* _AIM_
Lines before the one containing "What text is on this page?" are excluded; print that line and every line after it through the end of the material below, exactly.

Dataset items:
....................

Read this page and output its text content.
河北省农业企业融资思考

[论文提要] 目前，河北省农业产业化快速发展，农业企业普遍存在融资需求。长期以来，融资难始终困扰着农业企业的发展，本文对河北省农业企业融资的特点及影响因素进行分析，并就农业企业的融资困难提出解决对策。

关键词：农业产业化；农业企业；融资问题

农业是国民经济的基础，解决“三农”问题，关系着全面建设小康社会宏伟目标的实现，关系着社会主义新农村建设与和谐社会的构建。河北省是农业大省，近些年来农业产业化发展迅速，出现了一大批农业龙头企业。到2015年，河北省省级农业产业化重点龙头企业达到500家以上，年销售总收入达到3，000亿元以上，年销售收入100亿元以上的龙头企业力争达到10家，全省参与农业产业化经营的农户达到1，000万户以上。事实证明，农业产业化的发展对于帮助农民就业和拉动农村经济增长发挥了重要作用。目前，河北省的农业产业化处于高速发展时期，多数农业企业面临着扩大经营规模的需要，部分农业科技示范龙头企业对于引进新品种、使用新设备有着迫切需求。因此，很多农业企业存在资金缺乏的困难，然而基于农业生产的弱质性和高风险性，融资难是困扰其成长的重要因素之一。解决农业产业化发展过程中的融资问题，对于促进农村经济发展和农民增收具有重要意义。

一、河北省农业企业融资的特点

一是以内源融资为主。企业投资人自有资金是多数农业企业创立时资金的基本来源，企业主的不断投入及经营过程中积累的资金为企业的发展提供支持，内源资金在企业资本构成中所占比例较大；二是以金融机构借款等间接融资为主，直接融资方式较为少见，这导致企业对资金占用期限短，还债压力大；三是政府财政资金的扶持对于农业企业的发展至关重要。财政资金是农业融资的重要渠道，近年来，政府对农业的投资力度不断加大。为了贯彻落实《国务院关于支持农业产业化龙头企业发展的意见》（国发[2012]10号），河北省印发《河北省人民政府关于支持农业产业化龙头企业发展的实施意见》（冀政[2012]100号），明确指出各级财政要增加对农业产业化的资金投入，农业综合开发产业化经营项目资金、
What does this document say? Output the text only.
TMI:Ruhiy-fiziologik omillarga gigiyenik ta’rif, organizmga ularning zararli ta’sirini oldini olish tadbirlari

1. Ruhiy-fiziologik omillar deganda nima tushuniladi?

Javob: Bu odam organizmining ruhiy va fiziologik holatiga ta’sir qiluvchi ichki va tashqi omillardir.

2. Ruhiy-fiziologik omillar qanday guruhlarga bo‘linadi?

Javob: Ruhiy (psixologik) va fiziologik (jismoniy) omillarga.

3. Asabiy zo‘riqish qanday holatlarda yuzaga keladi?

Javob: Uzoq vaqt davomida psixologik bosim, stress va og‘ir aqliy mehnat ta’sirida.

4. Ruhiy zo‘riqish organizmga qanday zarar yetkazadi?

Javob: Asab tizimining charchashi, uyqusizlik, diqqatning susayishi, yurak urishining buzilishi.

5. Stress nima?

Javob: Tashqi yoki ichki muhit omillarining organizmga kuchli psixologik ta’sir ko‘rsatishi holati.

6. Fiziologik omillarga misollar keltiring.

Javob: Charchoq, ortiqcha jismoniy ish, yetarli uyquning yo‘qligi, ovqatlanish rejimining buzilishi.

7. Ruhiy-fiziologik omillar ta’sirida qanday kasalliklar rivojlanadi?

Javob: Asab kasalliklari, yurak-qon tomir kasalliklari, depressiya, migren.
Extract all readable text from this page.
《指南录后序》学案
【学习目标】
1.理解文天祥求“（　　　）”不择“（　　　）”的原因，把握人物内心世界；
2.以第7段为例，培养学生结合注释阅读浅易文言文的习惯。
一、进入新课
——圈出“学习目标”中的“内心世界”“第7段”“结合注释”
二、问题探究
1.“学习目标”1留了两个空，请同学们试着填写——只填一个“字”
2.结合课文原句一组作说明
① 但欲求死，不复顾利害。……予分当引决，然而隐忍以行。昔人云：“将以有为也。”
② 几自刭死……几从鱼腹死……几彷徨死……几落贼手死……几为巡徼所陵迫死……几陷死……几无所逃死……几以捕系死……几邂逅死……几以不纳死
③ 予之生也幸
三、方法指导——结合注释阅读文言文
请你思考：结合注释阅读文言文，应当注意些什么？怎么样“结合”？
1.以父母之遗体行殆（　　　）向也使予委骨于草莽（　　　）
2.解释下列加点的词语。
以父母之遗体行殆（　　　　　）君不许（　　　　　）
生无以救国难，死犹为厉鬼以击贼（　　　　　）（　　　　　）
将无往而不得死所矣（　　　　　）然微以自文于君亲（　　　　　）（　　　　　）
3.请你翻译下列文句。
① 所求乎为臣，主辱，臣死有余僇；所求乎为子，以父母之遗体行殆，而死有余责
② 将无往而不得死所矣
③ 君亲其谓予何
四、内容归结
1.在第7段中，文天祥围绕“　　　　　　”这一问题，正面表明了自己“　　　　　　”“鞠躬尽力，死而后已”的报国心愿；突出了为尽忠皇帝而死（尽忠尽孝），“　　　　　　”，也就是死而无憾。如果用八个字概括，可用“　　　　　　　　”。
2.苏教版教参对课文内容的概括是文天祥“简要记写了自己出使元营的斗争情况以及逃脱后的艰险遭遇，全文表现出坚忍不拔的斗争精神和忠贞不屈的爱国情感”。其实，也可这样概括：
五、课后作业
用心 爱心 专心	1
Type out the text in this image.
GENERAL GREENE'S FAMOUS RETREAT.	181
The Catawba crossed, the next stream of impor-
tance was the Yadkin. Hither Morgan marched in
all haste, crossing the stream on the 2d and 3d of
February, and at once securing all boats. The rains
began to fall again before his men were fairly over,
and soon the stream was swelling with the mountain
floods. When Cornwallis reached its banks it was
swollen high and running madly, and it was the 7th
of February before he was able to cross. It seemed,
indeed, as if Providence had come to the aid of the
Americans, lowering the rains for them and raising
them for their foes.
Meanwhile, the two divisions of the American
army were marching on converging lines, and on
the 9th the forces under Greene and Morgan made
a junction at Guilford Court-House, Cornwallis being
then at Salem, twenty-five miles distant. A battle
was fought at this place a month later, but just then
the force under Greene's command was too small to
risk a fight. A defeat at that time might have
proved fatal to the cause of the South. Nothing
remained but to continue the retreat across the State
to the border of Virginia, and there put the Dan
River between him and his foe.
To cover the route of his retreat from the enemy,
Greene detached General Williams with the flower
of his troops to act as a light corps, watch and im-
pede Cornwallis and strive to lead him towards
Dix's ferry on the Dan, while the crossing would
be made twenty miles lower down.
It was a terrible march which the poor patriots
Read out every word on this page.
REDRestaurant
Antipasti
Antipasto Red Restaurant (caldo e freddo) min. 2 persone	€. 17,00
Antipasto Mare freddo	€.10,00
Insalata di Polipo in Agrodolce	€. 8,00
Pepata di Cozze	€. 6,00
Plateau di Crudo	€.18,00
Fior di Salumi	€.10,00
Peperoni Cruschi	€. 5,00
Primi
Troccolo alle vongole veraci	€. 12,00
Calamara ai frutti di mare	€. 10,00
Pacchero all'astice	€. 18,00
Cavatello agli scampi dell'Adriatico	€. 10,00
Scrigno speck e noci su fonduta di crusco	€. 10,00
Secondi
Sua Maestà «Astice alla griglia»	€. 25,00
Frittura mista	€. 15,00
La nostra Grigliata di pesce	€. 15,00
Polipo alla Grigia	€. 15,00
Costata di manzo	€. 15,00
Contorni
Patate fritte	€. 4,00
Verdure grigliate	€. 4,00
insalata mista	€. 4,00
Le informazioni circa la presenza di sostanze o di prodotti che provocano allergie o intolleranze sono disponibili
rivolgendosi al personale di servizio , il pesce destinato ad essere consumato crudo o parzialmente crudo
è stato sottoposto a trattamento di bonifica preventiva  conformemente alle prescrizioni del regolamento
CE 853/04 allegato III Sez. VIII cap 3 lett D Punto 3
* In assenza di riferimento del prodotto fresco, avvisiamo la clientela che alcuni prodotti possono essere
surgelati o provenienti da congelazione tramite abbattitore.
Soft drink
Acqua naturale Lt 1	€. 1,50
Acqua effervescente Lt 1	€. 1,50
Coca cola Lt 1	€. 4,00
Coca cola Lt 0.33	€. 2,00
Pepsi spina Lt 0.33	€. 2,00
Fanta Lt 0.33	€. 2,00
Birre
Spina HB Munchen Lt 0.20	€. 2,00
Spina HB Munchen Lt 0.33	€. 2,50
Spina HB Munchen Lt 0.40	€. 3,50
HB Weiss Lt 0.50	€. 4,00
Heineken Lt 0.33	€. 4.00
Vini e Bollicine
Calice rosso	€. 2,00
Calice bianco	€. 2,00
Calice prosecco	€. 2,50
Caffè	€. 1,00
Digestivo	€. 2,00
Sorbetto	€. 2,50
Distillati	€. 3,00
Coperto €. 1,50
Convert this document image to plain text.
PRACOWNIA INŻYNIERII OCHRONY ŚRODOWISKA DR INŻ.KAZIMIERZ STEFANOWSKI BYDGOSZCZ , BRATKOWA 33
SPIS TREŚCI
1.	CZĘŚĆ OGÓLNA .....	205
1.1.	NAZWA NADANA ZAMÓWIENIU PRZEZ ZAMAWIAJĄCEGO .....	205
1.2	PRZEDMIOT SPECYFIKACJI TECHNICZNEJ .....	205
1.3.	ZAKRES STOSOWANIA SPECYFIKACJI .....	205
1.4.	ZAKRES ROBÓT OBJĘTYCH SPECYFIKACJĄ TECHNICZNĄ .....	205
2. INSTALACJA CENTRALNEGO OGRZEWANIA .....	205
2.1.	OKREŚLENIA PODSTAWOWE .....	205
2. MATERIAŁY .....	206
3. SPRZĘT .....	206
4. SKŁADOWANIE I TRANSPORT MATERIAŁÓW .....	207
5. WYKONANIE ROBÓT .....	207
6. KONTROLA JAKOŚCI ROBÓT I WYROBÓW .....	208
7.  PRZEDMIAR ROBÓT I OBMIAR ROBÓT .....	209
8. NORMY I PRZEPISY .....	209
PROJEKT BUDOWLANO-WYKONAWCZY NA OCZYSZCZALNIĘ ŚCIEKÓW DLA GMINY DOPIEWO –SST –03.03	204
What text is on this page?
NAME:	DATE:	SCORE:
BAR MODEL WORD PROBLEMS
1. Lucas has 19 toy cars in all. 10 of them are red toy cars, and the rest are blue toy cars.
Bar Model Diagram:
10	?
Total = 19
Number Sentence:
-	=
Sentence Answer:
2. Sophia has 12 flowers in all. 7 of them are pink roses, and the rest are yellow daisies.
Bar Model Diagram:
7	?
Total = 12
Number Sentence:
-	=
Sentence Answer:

....................

* _WRITTEN REPLY_
What text is on this page?
NAME:	DATE:	SCORE:
BAR MODEL WORD PROBLEMS
1. Lucas has 19 toy cars in all. 10 of them are red toy cars, and the rest are blue toy cars.
Bar Model Diagram:
10	?
Total = 19
Number Sentence:
-	=
Sentence Answer:
2. Sophia has 12 flowers in all. 7 of them are pink roses, and the rest are yellow daisies.
Bar Model Diagram:
7	?
Total = 12
Number Sentence:
-	=
Sentence Answer:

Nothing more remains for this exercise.